● **Exercise text**:
That clause is designed to allow a company to get out from an agreement where the athlete’s performance or statements or actions are so bad as to cast doubt on the company itself. They are reserved for situations such as Michael Vick’s where you have an athlete who is fighting dogs, conduct unbecoming to the NFL. Conduct that breached his agreement. That’s what these clauses are reserved for.
Here what we have is Mr. LeMond speaking out against something everybody in this country hates. The pervasive use of doping in our athletic endeavors. How he can be punished for making those statements under this clause is just ludicrous. Here that clause means something other than what Trek is trying to make out of it. In any event, they can’t prove any damages flowing from his statements.

● **Required tasks**:
**a)** Sum up the passage about Mr. LeMond and Trek's contract clause in two sentences.
**b)** Write what comes next in the passage about Mr. LeMond and Trek's contract clause, starting after its final sentence.

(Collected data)

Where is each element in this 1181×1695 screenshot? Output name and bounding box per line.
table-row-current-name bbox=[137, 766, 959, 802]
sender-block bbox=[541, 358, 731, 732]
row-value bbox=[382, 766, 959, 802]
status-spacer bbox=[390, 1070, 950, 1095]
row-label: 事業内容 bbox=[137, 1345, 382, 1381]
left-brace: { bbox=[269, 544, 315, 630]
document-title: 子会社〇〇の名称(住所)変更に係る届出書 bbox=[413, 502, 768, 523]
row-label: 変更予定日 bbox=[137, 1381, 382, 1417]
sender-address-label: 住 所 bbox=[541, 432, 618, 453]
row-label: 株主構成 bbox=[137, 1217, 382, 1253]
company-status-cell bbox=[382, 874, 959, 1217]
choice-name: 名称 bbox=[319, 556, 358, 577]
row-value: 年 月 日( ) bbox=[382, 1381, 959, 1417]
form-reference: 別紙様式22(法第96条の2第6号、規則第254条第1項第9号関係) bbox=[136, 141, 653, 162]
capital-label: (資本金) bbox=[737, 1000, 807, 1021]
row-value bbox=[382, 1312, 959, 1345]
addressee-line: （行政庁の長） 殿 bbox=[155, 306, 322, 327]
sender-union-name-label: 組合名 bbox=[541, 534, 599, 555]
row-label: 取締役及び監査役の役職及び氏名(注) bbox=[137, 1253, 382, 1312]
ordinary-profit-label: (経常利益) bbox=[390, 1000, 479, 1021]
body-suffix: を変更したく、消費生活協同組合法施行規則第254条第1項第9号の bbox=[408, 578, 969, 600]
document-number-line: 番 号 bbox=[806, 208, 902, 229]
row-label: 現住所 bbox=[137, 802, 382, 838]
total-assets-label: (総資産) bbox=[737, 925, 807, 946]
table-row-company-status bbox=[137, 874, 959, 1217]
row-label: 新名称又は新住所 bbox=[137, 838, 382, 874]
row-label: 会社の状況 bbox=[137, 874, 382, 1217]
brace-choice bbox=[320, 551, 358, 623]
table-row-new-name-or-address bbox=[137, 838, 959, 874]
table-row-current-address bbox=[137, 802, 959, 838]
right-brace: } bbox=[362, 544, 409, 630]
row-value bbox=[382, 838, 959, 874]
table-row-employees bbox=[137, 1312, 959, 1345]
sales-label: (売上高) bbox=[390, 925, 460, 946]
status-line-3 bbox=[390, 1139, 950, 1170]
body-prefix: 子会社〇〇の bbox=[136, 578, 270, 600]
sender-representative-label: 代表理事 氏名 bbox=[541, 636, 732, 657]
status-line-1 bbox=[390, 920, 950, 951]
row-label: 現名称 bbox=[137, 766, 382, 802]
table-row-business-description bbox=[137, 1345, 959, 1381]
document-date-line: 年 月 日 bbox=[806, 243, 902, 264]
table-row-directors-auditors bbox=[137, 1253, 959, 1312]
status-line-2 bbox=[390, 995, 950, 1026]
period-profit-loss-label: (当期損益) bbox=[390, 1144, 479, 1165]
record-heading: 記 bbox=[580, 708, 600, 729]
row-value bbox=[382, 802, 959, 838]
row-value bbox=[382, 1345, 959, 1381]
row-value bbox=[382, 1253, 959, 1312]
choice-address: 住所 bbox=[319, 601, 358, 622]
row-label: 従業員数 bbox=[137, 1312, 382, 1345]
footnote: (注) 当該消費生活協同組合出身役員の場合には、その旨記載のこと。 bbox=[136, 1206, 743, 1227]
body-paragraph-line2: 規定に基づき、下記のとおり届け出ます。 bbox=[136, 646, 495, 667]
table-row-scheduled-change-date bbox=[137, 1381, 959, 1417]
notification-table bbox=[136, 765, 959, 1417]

● **Task-by-task outputs**:
**a)** The clause lets a company get out of an agreement when an athlete's performance, statements, or actions are bad enough to cast doubt on the company, as in Michael Vick's case of fighting dogs. Punishing Mr. LeMond under it for speaking out against doping is called ludicrous, and Trek is said to be unable to prove any damages from his statements.

**b)**
Weber answers the hypothetical
Weber then returns to the judge’s first hypothetical question, which in turns draws out another:
MR. WEBER: Thank you, Judge. I’ve had a few moments to reflect on the Court’s hypothetical and I think a better answer on behalf of Trek is as follows. Had LeMond simply said "No comment", I don’t think Trek would have been critical of that in any way, even with assuming the consumer reaction that the Court raises for this reason. Trek repeatedly told LeMond they had no problem with him speaking out against doping. In fact, encouraged him to do so. Trek has a very aggressive anti-doping language clause in its contracts with athletes. The line that Trek drew and asked Mr. LeMond to observe is no attacks on individual athletes because that is what got people so upset. LeMond repeatedly agreed with that and then repeatedly breached it. So had he simply as to an individual athlete said "No comment", Trek would not be here today.
THE COURT: One more hypothetical while you’re on the topic.
MR. WEBER: Okay.
THE COURT: Let’s assume it turns out tomorrow that Armstrong had been doping. What happens to your claim here then?
MR. WEBER: It doesn’t change.
THE COURT: You know, some test comes back. They have some way of doing it, and sure enough he’s been doping.
MR. WEBER: It doesn’t undo the $9 million and more in lost profits from the bike sales Trek did not realize.
THE COURT: Even if what he said was absolutely true?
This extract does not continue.